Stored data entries
----------------

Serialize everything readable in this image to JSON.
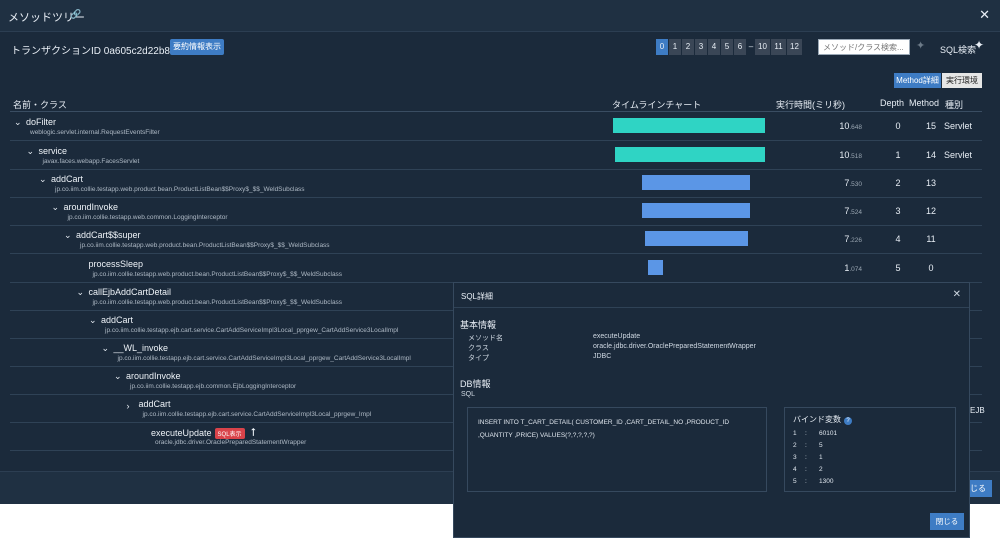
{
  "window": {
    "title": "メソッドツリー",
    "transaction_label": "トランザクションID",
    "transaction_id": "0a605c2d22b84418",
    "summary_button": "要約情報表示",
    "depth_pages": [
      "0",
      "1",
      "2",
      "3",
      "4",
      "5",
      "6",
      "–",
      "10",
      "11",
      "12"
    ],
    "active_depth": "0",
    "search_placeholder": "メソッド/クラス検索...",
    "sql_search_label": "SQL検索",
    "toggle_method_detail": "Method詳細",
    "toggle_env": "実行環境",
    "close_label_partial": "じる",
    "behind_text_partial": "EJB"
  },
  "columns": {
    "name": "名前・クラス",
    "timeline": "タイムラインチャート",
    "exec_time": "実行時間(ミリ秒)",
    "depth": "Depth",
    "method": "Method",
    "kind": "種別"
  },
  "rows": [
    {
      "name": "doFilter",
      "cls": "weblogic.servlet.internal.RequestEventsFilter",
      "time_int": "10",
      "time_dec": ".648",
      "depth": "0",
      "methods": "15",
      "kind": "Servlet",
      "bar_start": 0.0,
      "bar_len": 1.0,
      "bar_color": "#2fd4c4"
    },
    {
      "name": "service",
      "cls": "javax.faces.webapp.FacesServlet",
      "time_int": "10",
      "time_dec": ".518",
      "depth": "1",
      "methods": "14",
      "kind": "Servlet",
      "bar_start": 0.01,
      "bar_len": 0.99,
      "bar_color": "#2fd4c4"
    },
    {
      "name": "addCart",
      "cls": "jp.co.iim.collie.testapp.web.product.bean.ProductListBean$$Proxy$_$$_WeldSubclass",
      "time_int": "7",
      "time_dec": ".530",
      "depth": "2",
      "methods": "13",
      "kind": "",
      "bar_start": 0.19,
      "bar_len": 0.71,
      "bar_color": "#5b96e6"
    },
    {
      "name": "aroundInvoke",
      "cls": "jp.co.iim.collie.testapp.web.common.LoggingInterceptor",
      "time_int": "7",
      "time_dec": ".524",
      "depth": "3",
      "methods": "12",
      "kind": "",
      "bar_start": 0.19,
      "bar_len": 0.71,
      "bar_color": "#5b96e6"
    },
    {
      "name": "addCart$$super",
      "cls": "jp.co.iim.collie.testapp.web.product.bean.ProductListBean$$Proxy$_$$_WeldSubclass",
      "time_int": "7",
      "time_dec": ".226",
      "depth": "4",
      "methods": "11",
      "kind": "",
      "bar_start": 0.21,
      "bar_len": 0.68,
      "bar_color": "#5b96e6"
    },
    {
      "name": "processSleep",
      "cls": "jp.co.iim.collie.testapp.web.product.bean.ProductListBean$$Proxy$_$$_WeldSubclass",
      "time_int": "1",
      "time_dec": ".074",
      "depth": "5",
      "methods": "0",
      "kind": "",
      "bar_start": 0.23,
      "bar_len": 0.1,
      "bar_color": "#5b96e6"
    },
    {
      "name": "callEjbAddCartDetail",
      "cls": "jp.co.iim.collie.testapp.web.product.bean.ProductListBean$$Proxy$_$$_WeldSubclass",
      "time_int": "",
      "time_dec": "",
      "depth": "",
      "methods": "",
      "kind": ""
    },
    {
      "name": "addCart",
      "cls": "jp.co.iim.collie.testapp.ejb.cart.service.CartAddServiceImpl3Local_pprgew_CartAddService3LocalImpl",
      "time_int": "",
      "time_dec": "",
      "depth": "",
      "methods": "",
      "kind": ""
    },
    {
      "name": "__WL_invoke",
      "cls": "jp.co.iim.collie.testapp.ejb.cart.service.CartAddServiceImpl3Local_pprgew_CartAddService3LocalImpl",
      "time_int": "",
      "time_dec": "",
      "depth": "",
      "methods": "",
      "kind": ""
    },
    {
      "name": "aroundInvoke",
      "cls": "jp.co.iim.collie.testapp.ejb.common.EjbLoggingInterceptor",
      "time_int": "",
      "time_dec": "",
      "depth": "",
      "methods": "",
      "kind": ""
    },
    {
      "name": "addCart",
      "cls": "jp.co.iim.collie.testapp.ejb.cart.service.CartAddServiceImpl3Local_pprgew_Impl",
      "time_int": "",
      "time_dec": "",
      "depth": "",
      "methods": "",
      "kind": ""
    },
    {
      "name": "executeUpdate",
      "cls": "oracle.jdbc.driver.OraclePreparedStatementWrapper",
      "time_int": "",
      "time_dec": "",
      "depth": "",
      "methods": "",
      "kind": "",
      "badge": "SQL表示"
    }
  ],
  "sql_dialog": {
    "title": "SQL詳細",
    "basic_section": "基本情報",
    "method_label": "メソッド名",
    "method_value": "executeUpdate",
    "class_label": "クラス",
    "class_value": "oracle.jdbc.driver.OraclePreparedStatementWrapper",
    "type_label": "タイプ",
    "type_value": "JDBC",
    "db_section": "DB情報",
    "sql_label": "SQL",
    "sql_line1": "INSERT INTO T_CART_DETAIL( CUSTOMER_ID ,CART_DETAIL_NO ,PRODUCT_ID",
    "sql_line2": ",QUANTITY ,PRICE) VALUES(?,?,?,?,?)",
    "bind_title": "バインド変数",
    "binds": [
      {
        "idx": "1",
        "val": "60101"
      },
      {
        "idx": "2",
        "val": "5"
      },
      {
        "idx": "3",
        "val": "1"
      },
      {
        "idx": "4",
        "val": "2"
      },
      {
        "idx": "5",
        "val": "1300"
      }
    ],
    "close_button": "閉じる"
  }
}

----------------

**WRITTEN REQUEST**
Report how many lines of the entries hold the string "OraclePreparedStatementWrapper". Provide the number alone.

**RESULT FOR THIS EXERCISE**
2